* begin Material for this task *

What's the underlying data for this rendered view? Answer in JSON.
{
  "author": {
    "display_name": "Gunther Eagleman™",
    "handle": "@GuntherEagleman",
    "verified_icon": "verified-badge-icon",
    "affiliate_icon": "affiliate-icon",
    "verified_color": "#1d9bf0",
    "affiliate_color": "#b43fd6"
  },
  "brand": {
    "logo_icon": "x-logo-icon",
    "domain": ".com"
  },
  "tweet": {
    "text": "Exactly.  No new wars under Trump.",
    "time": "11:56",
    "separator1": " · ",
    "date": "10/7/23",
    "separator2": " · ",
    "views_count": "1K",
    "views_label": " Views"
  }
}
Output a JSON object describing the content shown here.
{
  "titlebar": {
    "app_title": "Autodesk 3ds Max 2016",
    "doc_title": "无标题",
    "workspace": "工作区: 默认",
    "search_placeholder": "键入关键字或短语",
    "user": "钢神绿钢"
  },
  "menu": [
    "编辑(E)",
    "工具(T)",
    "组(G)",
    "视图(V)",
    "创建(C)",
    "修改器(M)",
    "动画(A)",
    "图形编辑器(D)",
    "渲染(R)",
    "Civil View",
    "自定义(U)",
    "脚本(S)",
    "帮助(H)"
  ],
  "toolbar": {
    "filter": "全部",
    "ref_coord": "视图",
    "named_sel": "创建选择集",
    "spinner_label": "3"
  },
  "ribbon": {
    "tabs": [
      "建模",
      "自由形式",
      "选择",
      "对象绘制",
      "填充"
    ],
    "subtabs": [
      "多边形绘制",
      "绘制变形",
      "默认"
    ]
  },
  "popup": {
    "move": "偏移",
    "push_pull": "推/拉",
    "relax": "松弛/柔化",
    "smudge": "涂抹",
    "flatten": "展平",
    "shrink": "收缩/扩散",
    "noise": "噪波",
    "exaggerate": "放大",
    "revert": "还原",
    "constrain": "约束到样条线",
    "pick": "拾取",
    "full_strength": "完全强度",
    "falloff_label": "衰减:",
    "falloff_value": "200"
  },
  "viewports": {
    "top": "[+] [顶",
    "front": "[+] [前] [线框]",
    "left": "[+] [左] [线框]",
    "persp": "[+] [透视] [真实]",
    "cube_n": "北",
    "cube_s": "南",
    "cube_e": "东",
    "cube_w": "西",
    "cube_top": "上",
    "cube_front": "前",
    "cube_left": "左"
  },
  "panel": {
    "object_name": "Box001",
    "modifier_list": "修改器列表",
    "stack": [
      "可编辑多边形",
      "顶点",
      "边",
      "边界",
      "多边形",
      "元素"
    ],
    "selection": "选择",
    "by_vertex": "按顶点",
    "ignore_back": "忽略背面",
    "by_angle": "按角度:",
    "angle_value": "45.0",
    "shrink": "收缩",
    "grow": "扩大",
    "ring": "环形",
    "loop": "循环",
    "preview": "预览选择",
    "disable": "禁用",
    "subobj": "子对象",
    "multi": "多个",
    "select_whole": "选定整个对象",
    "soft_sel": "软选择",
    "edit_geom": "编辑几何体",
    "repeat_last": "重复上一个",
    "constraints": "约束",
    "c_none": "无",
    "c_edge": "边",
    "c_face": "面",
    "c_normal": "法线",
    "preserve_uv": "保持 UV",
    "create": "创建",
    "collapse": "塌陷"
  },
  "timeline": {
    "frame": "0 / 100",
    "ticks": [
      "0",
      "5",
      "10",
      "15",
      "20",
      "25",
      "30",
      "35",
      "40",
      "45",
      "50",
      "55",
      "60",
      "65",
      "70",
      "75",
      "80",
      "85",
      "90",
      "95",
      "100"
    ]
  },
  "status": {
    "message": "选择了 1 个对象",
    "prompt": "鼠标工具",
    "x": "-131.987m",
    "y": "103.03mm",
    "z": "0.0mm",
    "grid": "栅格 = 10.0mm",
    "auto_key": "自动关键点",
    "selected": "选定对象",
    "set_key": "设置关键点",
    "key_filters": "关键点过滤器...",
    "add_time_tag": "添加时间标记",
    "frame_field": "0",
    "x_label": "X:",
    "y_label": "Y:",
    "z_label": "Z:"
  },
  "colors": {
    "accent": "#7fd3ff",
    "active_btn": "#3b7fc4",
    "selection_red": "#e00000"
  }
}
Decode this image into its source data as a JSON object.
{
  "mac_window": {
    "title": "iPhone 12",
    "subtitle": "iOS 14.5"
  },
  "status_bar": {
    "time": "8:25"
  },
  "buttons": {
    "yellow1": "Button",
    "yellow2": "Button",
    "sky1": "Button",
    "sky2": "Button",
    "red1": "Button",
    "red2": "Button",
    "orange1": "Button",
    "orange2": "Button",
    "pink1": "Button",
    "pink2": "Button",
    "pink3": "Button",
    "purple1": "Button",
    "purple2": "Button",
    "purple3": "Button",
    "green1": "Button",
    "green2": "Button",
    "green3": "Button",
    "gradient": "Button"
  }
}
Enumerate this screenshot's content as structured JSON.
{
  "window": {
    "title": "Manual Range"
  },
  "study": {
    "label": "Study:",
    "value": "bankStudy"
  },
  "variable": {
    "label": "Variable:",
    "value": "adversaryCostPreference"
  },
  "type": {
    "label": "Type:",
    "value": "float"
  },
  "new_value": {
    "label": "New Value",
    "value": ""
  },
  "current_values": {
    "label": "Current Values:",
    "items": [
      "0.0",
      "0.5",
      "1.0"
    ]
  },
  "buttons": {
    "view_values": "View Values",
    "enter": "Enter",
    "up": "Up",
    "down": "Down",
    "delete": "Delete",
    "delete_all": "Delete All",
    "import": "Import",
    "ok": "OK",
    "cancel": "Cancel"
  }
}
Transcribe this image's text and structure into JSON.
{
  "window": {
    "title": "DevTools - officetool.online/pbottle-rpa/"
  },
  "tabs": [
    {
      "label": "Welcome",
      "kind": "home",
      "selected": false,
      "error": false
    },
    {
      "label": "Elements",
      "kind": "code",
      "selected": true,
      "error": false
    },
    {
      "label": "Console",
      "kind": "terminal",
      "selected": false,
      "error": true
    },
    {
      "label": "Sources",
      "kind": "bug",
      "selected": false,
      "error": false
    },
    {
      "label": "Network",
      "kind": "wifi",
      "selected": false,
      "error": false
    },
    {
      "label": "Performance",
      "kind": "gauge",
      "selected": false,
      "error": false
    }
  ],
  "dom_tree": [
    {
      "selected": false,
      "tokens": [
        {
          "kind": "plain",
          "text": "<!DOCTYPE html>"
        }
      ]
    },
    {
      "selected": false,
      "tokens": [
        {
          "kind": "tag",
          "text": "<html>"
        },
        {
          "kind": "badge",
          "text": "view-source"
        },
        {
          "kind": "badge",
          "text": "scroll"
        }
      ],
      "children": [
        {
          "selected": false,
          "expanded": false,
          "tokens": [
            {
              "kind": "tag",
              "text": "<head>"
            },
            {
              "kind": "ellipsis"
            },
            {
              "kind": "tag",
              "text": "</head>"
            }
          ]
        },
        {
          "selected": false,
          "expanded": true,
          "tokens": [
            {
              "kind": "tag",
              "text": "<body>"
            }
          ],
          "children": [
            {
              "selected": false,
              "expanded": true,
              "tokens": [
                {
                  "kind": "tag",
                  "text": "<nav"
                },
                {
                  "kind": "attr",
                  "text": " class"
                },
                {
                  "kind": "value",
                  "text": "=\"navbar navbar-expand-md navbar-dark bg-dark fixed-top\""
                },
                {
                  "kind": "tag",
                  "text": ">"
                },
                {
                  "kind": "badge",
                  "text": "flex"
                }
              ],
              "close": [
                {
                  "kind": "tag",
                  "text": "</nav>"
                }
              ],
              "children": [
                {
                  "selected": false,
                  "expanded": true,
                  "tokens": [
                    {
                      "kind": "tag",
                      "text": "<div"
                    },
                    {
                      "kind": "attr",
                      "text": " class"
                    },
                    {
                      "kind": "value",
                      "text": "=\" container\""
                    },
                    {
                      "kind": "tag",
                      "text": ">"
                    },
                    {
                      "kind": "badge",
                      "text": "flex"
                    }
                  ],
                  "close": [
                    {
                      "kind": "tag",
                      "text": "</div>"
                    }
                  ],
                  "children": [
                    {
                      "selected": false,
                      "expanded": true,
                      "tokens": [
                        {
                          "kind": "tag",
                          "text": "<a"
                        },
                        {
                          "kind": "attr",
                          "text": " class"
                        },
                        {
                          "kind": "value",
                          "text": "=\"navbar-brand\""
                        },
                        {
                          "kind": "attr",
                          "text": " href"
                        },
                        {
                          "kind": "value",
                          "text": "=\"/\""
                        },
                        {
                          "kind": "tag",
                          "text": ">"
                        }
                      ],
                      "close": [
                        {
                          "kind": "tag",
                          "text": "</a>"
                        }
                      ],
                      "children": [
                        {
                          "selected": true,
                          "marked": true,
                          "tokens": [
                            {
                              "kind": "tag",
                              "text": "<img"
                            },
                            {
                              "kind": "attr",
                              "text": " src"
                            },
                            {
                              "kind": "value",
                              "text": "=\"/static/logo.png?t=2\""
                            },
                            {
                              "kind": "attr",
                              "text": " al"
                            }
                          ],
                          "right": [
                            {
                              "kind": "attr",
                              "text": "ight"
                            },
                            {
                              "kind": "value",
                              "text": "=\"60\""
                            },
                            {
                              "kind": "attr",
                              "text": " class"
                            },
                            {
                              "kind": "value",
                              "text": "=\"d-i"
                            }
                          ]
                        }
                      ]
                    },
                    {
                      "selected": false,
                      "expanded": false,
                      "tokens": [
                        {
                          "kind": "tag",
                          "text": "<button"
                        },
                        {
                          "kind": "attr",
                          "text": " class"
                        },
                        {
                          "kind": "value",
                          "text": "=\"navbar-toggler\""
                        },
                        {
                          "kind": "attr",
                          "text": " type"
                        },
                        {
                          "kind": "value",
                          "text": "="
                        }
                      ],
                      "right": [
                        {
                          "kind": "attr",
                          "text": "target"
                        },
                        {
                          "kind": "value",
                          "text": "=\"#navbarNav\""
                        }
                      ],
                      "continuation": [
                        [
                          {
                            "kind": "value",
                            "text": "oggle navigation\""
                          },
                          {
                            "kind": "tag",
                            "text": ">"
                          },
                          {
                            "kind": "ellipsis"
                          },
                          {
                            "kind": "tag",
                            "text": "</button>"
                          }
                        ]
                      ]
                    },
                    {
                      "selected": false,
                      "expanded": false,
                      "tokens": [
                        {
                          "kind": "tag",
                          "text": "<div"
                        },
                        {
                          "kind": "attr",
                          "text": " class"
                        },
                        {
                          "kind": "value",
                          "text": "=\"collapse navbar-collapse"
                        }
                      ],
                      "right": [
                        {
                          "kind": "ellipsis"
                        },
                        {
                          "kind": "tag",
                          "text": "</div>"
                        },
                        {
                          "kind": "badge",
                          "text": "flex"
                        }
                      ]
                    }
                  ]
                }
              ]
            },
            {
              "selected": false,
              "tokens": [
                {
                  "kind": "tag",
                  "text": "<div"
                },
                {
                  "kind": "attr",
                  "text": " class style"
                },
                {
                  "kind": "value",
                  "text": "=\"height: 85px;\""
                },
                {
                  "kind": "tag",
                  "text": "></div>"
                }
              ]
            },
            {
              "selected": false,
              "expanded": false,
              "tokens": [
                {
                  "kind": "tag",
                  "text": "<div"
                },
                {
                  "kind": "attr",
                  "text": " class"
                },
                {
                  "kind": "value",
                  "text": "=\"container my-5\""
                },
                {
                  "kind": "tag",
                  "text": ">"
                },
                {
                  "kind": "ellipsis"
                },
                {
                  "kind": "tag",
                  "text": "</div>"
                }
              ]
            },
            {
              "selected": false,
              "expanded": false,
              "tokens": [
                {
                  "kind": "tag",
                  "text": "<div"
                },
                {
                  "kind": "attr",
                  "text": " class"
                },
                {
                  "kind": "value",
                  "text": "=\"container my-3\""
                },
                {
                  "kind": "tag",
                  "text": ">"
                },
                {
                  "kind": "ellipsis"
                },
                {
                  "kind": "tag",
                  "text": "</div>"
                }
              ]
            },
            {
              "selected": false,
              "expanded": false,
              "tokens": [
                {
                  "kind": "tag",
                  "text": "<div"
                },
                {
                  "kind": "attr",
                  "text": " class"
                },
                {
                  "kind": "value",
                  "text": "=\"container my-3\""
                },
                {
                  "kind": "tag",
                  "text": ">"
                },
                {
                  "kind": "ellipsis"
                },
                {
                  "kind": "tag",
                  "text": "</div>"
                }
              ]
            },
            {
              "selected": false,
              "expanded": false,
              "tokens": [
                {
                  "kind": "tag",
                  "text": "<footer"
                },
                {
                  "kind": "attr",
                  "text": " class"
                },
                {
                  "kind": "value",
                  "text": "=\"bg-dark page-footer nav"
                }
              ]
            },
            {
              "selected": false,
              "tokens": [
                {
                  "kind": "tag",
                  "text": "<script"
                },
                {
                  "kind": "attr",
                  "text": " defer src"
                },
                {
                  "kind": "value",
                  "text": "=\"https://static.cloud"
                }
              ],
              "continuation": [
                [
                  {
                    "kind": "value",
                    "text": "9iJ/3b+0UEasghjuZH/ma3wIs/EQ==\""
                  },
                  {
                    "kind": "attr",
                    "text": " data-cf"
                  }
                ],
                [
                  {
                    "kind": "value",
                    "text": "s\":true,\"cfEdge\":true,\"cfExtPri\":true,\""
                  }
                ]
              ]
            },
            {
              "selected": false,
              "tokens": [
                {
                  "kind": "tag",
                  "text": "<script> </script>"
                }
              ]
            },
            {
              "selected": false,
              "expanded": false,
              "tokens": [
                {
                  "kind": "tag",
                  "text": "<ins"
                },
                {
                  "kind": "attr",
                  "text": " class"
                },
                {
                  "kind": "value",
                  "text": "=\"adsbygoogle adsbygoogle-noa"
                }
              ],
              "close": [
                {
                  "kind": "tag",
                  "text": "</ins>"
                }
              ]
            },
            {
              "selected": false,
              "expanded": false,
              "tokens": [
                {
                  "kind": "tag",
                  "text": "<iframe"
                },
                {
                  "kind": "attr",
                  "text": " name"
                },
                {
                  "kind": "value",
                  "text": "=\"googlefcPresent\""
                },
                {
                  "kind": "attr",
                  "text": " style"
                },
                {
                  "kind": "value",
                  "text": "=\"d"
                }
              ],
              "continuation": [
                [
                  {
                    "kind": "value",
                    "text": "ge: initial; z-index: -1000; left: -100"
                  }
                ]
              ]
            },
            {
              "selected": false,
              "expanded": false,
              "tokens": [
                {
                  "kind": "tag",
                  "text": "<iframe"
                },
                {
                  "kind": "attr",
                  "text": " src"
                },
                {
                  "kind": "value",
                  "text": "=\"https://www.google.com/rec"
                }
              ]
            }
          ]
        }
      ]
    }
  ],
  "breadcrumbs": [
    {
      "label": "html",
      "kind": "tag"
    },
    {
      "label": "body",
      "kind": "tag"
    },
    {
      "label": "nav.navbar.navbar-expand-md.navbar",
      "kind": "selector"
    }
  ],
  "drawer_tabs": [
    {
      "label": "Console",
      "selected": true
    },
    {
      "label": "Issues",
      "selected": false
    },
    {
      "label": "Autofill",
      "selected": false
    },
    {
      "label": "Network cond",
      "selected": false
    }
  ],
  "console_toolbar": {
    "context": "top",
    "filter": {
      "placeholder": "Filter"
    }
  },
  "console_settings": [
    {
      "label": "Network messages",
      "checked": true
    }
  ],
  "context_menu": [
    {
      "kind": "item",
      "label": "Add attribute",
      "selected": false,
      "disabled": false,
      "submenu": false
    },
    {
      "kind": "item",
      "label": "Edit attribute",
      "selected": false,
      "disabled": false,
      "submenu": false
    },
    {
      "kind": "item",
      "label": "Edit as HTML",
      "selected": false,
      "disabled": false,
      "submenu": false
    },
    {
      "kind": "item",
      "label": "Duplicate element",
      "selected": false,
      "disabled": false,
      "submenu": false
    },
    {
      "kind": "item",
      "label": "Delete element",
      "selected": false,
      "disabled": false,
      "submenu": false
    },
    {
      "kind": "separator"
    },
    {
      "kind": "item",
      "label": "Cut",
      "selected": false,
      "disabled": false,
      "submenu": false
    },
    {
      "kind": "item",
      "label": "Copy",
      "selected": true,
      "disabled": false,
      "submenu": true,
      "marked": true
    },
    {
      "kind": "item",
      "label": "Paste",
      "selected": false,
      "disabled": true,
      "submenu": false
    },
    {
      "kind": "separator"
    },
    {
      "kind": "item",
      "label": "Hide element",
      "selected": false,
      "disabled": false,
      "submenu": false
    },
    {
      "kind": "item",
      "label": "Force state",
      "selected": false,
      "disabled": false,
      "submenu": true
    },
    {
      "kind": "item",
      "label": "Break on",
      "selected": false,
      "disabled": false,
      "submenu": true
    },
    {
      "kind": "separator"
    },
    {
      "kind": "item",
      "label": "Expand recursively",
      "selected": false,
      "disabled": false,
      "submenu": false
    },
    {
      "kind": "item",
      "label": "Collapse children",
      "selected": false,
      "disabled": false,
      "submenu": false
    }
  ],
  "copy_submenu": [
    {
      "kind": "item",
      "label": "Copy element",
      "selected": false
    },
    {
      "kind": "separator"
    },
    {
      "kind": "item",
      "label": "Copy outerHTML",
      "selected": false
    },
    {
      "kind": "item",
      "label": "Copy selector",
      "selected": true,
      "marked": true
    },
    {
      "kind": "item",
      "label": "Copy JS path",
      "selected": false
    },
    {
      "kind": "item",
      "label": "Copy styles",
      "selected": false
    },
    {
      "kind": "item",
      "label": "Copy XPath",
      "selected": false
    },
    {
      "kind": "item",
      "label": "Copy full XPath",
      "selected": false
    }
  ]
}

* end Material for this task *

**Set task**
Above are the records. Identify each line that contains the word "content".

**Response below**
Output a JSON object describing the content shown here.
Enumerate this screenshot's content as structured JSON.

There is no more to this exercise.